PROBLEM: Copy out each line of the material in which the word "Information" appears.

***** RECORD EXCERPTS

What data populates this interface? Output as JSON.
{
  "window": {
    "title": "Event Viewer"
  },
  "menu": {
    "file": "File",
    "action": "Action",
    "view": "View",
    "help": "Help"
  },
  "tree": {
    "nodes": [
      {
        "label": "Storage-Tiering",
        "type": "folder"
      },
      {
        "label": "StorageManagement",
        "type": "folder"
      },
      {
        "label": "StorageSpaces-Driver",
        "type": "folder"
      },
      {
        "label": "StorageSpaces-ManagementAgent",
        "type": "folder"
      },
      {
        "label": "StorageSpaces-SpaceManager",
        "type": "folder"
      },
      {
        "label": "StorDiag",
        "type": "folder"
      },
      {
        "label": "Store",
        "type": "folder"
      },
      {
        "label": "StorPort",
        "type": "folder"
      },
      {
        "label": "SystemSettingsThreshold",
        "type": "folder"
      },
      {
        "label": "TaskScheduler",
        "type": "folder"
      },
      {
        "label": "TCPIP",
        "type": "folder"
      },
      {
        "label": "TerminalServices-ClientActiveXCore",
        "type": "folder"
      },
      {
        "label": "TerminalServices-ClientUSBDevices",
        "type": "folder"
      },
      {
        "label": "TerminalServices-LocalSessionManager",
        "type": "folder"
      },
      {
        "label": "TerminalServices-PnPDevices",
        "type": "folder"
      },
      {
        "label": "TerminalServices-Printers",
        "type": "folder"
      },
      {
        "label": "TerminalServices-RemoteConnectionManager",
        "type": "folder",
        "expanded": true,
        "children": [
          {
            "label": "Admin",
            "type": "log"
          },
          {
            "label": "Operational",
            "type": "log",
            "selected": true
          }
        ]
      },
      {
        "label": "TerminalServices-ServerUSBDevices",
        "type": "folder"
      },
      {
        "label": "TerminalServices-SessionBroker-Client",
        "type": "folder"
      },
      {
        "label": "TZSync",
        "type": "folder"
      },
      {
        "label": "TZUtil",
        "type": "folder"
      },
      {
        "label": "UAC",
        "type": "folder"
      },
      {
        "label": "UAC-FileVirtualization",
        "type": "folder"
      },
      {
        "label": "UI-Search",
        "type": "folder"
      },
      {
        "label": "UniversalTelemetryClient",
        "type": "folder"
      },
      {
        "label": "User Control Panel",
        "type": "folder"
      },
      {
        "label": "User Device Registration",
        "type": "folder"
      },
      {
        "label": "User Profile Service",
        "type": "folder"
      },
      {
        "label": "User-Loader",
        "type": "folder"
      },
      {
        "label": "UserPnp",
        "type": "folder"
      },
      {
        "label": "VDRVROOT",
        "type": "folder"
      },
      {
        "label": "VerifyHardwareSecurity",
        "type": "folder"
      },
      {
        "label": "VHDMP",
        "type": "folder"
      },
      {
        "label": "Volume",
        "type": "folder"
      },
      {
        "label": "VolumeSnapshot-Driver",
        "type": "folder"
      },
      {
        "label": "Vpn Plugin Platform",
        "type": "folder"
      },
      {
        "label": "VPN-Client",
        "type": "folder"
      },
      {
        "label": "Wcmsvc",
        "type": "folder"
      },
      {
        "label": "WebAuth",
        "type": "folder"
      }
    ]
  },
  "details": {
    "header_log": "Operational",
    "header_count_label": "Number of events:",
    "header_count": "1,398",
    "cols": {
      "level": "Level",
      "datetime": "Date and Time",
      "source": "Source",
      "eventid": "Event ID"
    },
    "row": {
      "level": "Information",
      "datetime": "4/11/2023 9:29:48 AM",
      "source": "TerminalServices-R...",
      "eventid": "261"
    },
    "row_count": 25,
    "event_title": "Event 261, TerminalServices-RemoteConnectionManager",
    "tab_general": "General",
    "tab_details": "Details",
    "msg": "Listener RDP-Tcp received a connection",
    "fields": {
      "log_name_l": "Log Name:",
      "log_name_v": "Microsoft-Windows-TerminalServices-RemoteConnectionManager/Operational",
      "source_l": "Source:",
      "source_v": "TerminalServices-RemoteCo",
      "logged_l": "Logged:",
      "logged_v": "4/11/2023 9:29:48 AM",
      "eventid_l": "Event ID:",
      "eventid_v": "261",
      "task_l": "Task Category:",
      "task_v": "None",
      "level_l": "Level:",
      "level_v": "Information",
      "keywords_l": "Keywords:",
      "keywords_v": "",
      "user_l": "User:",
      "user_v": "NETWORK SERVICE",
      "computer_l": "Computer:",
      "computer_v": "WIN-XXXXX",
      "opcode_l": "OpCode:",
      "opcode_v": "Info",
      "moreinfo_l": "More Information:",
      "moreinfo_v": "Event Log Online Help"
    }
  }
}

**********

ANSWER TO THIS PROBLEM:
      "level": "Information",
      "level_v": "Information",
      "moreinfo_l": "More Information:",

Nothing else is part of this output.